>> start

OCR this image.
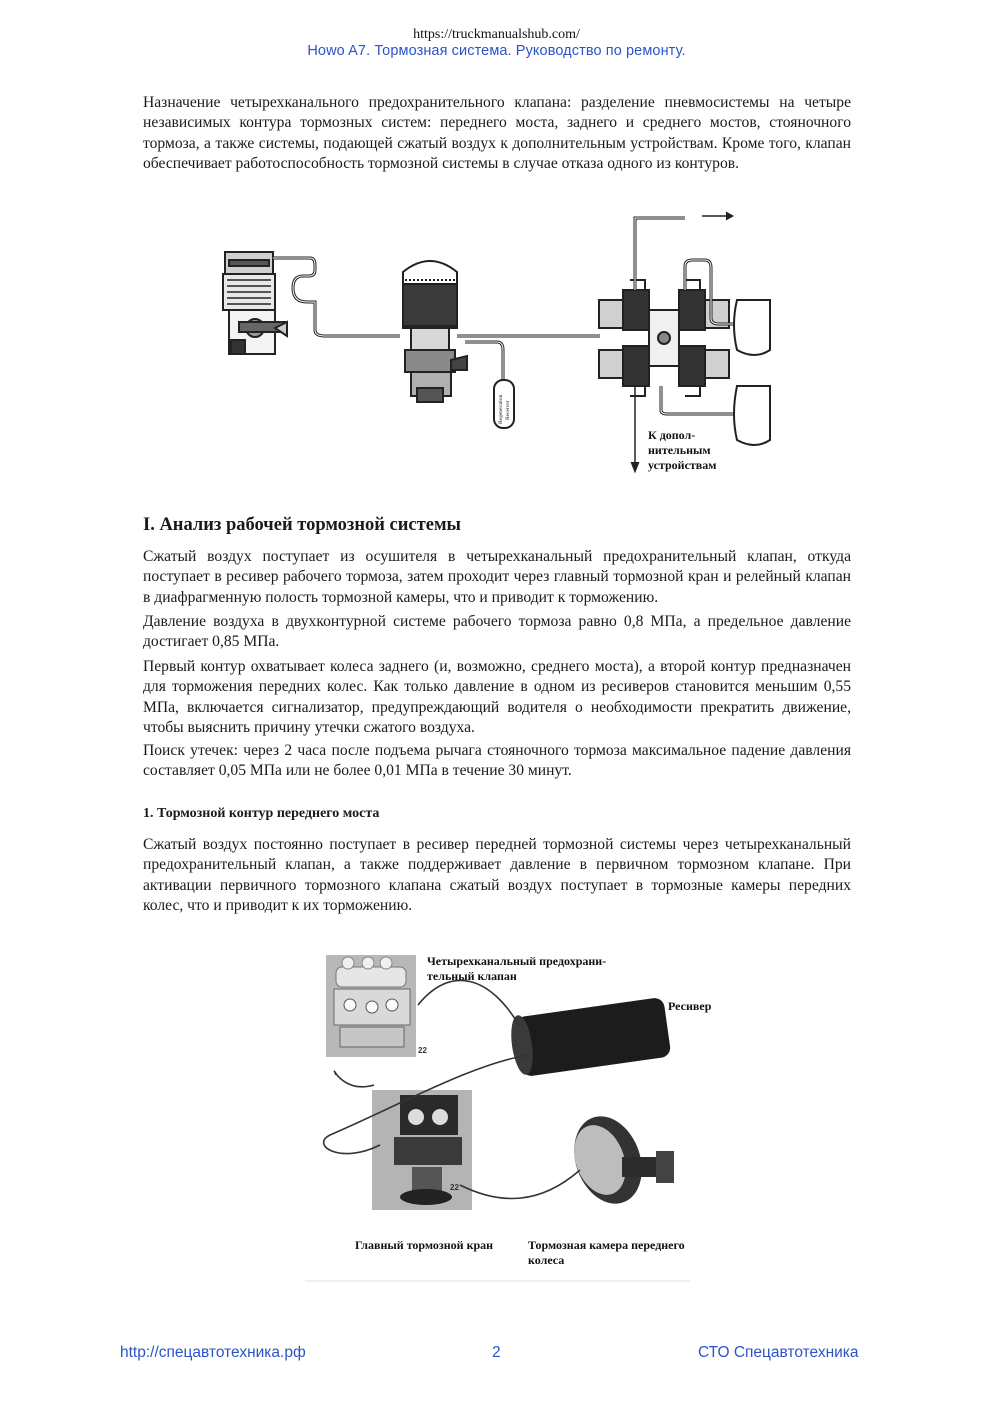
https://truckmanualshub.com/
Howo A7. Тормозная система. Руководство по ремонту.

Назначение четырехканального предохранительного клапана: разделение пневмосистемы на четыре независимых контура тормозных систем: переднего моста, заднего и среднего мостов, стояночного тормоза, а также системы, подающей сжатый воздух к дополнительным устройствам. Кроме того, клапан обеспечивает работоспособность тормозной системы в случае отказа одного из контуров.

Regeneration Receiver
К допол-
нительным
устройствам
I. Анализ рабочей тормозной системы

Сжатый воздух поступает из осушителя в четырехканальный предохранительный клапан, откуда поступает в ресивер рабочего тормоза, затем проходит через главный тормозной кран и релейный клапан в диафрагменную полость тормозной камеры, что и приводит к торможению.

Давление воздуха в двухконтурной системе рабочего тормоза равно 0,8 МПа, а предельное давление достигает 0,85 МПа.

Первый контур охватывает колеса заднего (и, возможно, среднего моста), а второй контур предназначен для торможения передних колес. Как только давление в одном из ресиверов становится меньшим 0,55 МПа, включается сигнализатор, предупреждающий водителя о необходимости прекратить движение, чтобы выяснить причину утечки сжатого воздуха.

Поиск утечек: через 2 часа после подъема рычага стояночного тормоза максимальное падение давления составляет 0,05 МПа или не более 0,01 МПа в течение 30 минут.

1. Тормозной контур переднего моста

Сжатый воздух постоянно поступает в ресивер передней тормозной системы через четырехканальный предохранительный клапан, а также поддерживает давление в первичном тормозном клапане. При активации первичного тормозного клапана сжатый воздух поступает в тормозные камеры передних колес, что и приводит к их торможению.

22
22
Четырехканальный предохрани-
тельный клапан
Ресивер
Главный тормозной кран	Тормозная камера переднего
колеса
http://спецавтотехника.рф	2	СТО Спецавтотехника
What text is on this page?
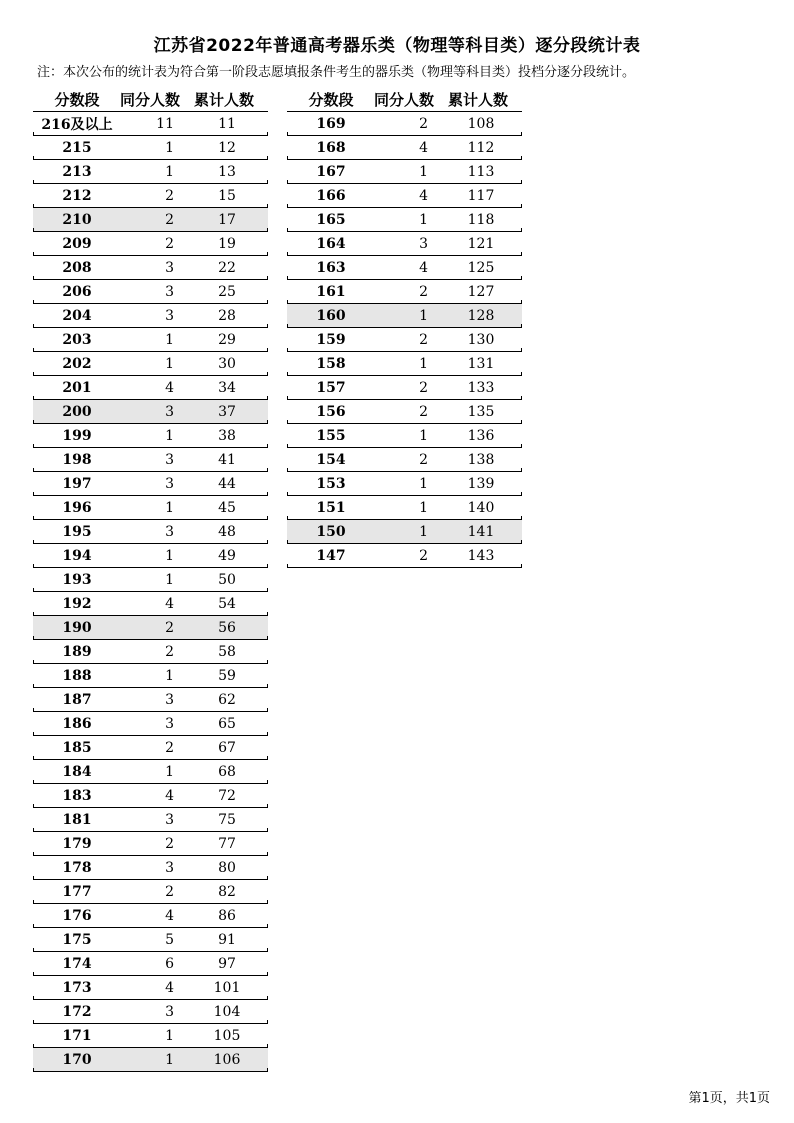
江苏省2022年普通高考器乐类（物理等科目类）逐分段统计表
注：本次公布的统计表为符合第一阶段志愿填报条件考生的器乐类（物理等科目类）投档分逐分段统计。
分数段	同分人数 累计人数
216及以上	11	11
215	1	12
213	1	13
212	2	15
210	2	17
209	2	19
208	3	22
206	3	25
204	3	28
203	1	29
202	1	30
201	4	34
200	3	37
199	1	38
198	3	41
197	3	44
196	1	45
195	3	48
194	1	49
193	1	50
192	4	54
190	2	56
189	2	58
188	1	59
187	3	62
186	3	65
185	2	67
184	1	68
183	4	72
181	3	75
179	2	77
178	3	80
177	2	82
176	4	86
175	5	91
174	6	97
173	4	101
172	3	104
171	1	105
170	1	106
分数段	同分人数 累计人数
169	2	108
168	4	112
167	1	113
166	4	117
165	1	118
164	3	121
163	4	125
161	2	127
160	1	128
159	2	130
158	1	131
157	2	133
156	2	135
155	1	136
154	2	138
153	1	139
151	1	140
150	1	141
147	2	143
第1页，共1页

>> end
>> start

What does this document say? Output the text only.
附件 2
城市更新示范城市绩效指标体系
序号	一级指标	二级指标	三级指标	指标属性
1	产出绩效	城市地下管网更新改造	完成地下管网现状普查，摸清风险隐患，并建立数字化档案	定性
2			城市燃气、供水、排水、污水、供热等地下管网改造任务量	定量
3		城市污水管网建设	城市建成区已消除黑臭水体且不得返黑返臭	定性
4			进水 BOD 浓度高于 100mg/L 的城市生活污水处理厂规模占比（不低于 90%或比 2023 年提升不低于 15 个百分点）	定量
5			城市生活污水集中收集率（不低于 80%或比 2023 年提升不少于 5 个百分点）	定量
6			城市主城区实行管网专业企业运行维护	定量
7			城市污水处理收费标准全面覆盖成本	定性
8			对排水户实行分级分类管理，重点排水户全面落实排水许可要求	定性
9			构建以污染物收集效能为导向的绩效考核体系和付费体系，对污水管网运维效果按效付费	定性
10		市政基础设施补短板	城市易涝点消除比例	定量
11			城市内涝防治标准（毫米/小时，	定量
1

>> end

→ **TASK TO COMPLETE**
Find the lines holding "воздуха" and list every one.

→ **SOLUTION FOR THIS EXERCISE**
Давление воздуха в двухконтурной системе рабочего тормоза равно 0,8 МПа, а предельное давление достигает 0,85 МПа.
Первый контур охватывает колеса заднего (и, возможно, среднего моста), а второй контур предназначен для торможения передних колес. Как только давление в одном из ресиверов становится меньшим 0,55 МПа, включается сигнализатор, предупреждающий водителя о необходимости прекратить движение, чтобы выяснить причину утечки сжатого воздуха.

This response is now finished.